Written exercise
Your task is to output the listing word for word, with pictures excluded.

Records about charts and figures
===

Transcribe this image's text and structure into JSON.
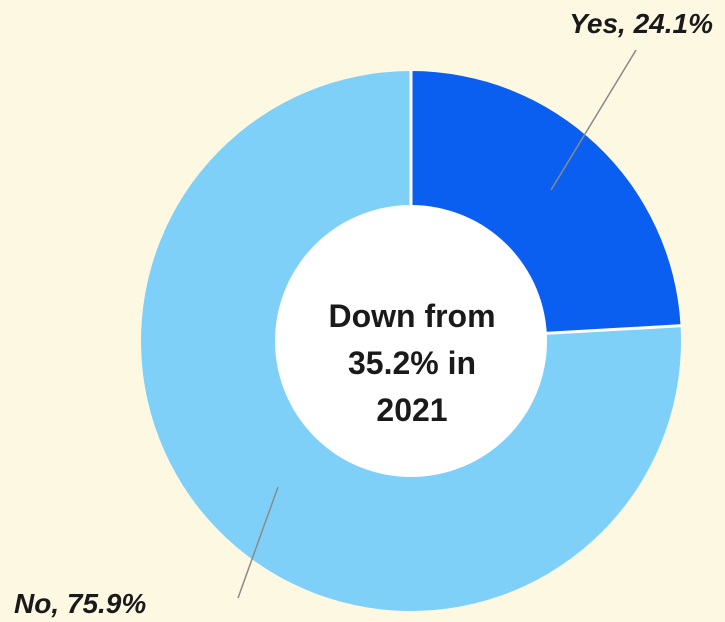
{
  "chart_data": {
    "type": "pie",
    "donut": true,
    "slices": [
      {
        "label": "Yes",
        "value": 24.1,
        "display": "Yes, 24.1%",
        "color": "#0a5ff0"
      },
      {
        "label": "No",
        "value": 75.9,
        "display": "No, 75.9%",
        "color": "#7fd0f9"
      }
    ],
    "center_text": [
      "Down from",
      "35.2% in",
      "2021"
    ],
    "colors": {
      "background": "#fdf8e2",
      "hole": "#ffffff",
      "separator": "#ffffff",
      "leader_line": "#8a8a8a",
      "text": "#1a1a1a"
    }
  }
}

===

Result below
Transcribe this image's text and structure into JSON.
{
  "chart_data": {
    "type": "pie",
    "donut": true,
    "slices": [
      {
        "label": "Yes",
        "value": 24.1,
        "display": "Yes, 24.1%",
        "color": "#0a5ff0"
      },
      {
        "label": "No",
        "value": 75.9,
        "display": "No, 75.9%",
        "color": "#7fd0f9"
      }
    ],
    "center_text": [
      "Down from",
      "35.2% in",
      "2021"
    ],
    "colors": {
      "background": "#fdf8e2",
      "hole": "#ffffff",
      "separator": "#ffffff",
      "leader_line": "#8a8a8a",
      "text": "#1a1a1a"
    }
  }
}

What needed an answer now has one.